[Stated task]: Copy every entry word for word, but skip the pictures.

[Some records]:
_ _ _ _ _ _ _

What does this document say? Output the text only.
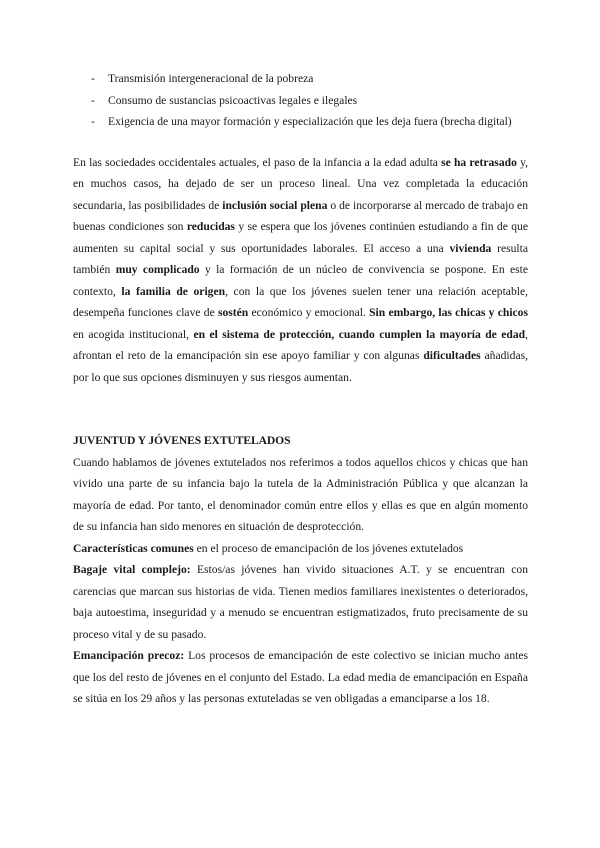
- Transmisión intergeneracional de la pobreza
- Consumo de sustancias psicoactivas legales e ilegales
- Exigencia de una mayor formación y especialización que les deja fuera (brecha digital)

En las sociedades occidentales actuales, el paso de la infancia a la edad adulta se ha retrasado y, en muchos casos, ha dejado de ser un proceso lineal. Una vez completada la educación secundaria, las posibilidades de inclusión social plena o de incorporarse al mercado de trabajo en buenas condiciones son reducidas y se espera que los jóvenes continúen estudiando a fin de que aumenten su capital social y sus oportunidades laborales. El acceso a una vivienda resulta también muy complicado y la formación de un núcleo de convivencia se pospone. En este contexto, la familia de origen, con la que los jóvenes suelen tener una relación aceptable, desempeña funciones clave de sostén económico y emocional. Sin embargo, las chicas y chicos en acogida institucional, en el sistema de protección, cuando cumplen la mayoría de edad, afrontan el reto de la emancipación sin ese apoyo familiar y con algunas dificultades añadidas, por lo que sus opciones disminuyen y sus riesgos aumentan.

JUVENTUD Y JÓVENES EXTUTELADOS

Cuando hablamos de jóvenes extutelados nos referimos a todos aquellos chicos y chicas que han vivido una parte de su infancia bajo la tutela de la Administración Pública y que alcanzan la mayoría de edad. Por tanto, el denominador común entre ellos y ellas es que en algún momento de su infancia han sido menores en situación de desprotección.

Características comunes en el proceso de emancipación de los jóvenes extutelados

Bagaje vital complejo: Estos/as jóvenes han vivido situaciones A.T. y se encuentran con carencias que marcan sus historias de vida. Tienen medios familiares inexistentes o deteriorados, baja autoestima, inseguridad y a menudo se encuentran estigmatizados, fruto precisamente de su proceso vital y de su pasado.

Emancipación precoz: Los procesos de emancipación de este colectivo se inician mucho antes que los del resto de jóvenes en el conjunto del Estado. La edad media de emancipación en España se sitúa en los 29 años y las personas extuteladas se ven obligadas a emanciparse a los 18.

_ _ _ _ _ _ _

[Written response]:
What does this document say? Output the text only.
- Transmisión intergeneracional de la pobreza
- Consumo de sustancias psicoactivas legales e ilegales
- Exigencia de una mayor formación y especialización que les deja fuera (brecha digital)

En las sociedades occidentales actuales, el paso de la infancia a la edad adulta se ha retrasado y, en muchos casos, ha dejado de ser un proceso lineal. Una vez completada la educación secundaria, las posibilidades de inclusión social plena o de incorporarse al mercado de trabajo en buenas condiciones son reducidas y se espera que los jóvenes continúen estudiando a fin de que aumenten su capital social y sus oportunidades laborales. El acceso a una vivienda resulta también muy complicado y la formación de un núcleo de convivencia se pospone. En este contexto, la familia de origen, con la que los jóvenes suelen tener una relación aceptable, desempeña funciones clave de sostén económico y emocional. Sin embargo, las chicas y chicos en acogida institucional, en el sistema de protección, cuando cumplen la mayoría de edad, afrontan el reto de la emancipación sin ese apoyo familiar y con algunas dificultades añadidas, por lo que sus opciones disminuyen y sus riesgos aumentan.

JUVENTUD Y JÓVENES EXTUTELADOS

Cuando hablamos de jóvenes extutelados nos referimos a todos aquellos chicos y chicas que han vivido una parte de su infancia bajo la tutela de la Administración Pública y que alcanzan la mayoría de edad. Por tanto, el denominador común entre ellos y ellas es que en algún momento de su infancia han sido menores en situación de desprotección.

Características comunes en el proceso de emancipación de los jóvenes extutelados

Bagaje vital complejo: Estos/as jóvenes han vivido situaciones A.T. y se encuentran con carencias que marcan sus historias de vida. Tienen medios familiares inexistentes o deteriorados, baja autoestima, inseguridad y a menudo se encuentran estigmatizados, fruto precisamente de su proceso vital y de su pasado.

Emancipación precoz: Los procesos de emancipación de este colectivo se inician mucho antes que los del resto de jóvenes en el conjunto del Estado. La edad media de emancipación en España se sitúa en los 29 años y las personas extuteladas se ven obligadas a emanciparse a los 18.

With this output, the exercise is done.